[PROVIDED MATERIAL]:

start

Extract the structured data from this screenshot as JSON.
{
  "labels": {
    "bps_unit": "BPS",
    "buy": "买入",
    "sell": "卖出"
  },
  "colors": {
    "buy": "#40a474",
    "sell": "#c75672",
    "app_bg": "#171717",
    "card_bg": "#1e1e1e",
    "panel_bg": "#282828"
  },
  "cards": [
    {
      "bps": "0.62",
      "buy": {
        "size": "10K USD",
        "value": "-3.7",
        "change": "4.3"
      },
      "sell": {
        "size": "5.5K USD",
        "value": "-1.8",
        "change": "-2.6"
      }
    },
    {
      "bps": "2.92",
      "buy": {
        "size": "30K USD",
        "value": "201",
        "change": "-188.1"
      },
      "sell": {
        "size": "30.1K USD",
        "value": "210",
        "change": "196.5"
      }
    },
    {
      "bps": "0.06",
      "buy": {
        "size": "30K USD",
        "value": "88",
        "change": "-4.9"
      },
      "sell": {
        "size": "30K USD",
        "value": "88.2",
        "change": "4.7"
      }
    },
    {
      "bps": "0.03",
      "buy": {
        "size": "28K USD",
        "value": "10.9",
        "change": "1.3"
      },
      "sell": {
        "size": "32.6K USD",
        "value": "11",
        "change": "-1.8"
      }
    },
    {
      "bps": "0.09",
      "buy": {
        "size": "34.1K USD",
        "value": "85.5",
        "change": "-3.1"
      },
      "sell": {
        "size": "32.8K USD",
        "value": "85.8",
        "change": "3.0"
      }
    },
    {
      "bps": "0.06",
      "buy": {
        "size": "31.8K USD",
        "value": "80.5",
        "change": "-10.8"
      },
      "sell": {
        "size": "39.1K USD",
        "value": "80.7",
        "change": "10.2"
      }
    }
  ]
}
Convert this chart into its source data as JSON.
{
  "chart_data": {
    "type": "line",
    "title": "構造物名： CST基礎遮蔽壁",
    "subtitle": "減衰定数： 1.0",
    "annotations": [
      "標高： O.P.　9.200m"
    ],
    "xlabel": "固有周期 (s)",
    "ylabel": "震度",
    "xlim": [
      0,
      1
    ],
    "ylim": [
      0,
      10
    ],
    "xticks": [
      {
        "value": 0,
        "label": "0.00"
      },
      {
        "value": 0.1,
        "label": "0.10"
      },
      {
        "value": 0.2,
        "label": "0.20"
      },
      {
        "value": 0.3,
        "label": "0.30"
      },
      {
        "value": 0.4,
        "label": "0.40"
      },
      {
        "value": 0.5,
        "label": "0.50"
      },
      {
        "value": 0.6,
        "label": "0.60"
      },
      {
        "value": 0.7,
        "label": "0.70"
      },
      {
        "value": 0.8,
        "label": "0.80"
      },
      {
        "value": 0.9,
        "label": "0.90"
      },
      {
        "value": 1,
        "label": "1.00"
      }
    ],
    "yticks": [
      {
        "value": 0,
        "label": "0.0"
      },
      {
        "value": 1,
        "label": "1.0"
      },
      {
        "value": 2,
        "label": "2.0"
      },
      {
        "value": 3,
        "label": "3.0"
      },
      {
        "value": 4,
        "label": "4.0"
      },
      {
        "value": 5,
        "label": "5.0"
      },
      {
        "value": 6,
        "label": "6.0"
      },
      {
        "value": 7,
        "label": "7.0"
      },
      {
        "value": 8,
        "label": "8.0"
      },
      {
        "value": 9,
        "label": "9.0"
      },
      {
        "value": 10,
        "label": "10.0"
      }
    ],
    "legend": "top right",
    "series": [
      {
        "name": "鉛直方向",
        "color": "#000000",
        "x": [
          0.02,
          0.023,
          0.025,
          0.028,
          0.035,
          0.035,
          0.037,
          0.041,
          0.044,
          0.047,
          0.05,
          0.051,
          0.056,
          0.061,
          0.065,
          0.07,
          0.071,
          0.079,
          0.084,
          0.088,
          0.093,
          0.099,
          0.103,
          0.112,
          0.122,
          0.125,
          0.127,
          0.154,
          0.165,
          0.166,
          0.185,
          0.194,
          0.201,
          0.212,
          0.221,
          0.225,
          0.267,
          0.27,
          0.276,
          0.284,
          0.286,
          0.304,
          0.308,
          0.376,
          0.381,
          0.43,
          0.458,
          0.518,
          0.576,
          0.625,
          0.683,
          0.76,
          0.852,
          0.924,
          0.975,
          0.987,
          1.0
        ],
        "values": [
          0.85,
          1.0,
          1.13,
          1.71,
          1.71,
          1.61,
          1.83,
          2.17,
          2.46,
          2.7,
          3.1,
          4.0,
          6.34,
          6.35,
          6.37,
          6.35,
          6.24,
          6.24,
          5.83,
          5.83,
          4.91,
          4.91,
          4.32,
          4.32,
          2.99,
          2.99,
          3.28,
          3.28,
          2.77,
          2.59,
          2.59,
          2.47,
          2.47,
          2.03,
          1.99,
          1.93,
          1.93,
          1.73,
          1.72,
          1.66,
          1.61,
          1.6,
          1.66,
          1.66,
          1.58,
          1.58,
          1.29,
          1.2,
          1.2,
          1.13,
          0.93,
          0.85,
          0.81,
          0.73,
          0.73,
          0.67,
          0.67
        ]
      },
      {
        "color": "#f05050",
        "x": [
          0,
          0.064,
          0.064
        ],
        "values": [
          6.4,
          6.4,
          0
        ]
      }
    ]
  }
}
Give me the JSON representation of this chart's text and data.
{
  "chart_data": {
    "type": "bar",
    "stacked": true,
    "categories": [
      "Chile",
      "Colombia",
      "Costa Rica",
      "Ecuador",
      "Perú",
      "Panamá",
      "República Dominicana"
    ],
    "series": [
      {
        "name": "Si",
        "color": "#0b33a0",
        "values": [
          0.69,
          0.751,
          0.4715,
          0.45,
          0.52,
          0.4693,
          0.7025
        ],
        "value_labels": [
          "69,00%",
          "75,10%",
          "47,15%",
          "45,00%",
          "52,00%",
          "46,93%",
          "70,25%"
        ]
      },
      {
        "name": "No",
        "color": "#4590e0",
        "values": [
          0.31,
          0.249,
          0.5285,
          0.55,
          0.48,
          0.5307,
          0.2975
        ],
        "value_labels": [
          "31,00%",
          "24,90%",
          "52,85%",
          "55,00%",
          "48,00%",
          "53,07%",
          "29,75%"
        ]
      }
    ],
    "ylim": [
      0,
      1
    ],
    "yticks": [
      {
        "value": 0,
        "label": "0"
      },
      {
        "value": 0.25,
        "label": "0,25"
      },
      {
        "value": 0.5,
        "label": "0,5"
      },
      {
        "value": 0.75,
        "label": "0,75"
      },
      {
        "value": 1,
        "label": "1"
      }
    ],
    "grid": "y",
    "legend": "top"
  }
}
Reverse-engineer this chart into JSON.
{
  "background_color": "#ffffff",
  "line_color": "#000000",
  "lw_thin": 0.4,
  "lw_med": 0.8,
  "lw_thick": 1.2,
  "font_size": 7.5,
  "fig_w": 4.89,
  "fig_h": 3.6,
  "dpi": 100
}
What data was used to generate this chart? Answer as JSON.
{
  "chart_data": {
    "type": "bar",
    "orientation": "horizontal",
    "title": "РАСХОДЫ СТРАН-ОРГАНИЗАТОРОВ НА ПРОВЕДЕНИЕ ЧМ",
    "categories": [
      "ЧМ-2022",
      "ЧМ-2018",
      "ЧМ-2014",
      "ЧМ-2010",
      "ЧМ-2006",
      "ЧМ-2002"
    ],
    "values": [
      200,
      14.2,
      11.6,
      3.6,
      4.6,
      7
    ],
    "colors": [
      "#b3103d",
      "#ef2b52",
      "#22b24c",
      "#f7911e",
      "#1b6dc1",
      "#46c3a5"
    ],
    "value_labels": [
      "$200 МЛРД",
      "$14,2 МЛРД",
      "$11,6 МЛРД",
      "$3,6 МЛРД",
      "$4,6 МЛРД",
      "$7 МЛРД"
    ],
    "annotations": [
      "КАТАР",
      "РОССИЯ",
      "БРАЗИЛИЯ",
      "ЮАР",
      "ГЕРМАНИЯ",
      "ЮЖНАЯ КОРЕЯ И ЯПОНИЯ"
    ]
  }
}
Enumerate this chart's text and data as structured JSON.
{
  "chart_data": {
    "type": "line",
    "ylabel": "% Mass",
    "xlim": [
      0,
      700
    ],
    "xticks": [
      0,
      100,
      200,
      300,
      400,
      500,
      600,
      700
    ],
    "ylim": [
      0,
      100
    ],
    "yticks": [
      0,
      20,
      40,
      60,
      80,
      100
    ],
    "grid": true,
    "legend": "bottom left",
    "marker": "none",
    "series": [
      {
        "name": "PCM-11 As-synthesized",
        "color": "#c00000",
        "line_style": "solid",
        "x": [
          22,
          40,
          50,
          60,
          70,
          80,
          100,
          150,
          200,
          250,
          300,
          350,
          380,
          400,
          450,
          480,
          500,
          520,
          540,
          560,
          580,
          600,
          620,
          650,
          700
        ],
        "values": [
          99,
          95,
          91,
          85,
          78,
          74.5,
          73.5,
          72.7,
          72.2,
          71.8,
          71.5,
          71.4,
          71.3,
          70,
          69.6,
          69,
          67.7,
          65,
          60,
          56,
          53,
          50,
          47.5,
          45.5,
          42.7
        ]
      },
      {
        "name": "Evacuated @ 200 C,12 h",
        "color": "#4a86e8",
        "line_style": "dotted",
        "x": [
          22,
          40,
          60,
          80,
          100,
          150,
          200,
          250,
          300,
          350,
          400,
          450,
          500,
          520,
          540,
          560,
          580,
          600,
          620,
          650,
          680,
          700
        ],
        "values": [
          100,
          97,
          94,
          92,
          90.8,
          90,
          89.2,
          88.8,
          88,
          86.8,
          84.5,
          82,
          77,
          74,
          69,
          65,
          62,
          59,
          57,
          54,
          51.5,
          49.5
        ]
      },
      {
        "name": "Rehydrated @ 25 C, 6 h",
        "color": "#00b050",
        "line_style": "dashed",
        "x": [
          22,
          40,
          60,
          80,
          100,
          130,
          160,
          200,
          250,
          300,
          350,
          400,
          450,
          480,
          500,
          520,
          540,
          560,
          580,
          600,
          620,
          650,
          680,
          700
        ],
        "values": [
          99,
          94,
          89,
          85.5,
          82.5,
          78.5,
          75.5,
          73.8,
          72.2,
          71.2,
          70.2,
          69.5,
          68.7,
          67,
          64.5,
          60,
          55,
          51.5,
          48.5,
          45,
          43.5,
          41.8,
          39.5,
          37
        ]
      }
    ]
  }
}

end

[WHAT YOU WILL DO]:
Identify lines with the string "МЛРД". Copy each one.

[PROBLEM SOLUTION]:
      "$200 МЛРД",
      "$14,2 МЛРД",
      "$11,6 МЛРД",
      "$3,6 МЛРД",
      "$4,6 МЛРД",
      "$7 МЛРД"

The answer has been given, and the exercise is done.